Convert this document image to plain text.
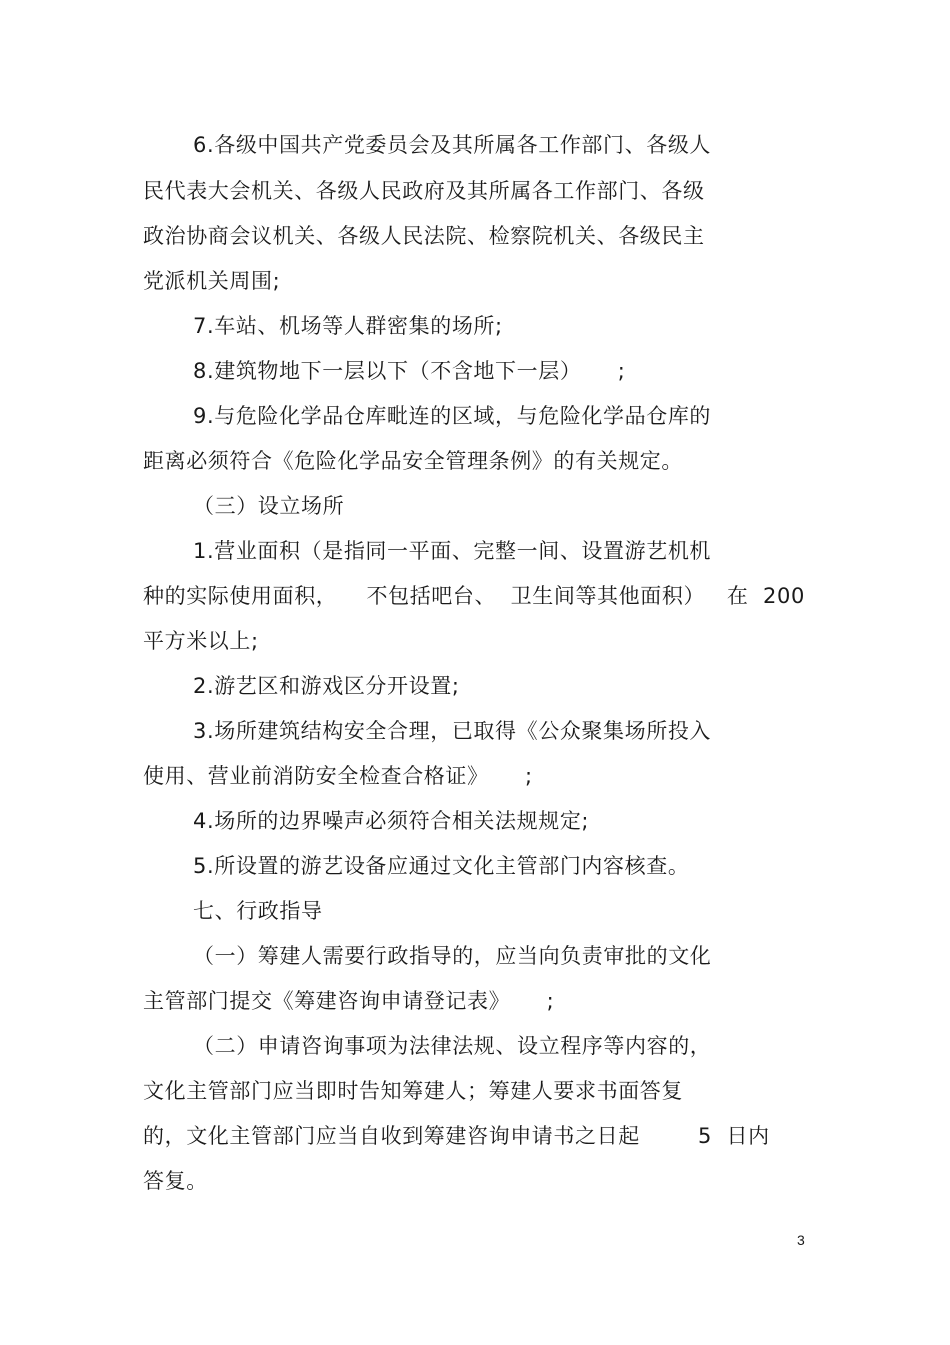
6.各级中国共产党委员会及其所属各工作部门、各级人
民代表大会机关、各级人民政府及其所属各工作部门、各级
政治协商会议机关、各级人民法院、检察院机关、各级民主
党派机关周围;
7.车站、机场等人群密集的场所;
8.建筑物地下一层以下（不含地下一层）     ;
9.与危险化学品仓库毗连的区域，与危险化学品仓库的
距离必须符合《危险化学品安全管理条例》的有关规定。
（三）设立场所
1.营业面积（是指同一平面、完整一间、设置游艺机机
种的实际使用面积，    不包括吧台、  卫生间等其他面积）   在  200
平方米以上;
2.游艺区和游戏区分开设置;
3.场所建筑结构安全合理，已取得《公众聚集场所投入
使用、营业前消防安全检查合格证》     ;
4.场所的边界噪声必须符合相关法规规定;
5.所设置的游艺设备应通过文化主管部门内容核查。
七、行政指导
（一）筹建人需要行政指导的，应当向负责审批的文化
主管部门提交《筹建咨询申请登记表》     ;
（二）申请咨询事项为法律法规、设立程序等内容的，
文化主管部门应当即时告知筹建人；筹建人要求书面答复
的，文化主管部门应当自收到筹建咨询申请书之日起        5  日内
答复。
3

Objective: Leave the pictures out and reproduce all of the records exactly.

Written solution:
Convert this document image to plain text.
6.各级中国共产党委员会及其所属各工作部门、各级人
民代表大会机关、各级人民政府及其所属各工作部门、各级
政治协商会议机关、各级人民法院、检察院机关、各级民主
党派机关周围;
7.车站、机场等人群密集的场所;
8.建筑物地下一层以下（不含地下一层）     ;
9.与危险化学品仓库毗连的区域，与危险化学品仓库的
距离必须符合《危险化学品安全管理条例》的有关规定。
（三）设立场所
1.营业面积（是指同一平面、完整一间、设置游艺机机
种的实际使用面积，    不包括吧台、  卫生间等其他面积）   在  200
平方米以上;
2.游艺区和游戏区分开设置;
3.场所建筑结构安全合理，已取得《公众聚集场所投入
使用、营业前消防安全检查合格证》     ;
4.场所的边界噪声必须符合相关法规规定;
5.所设置的游艺设备应通过文化主管部门内容核查。
七、行政指导
（一）筹建人需要行政指导的，应当向负责审批的文化
主管部门提交《筹建咨询申请登记表》     ;
（二）申请咨询事项为法律法规、设立程序等内容的，
文化主管部门应当即时告知筹建人；筹建人要求书面答复
的，文化主管部门应当自收到筹建咨询申请书之日起        5  日内
答复。
3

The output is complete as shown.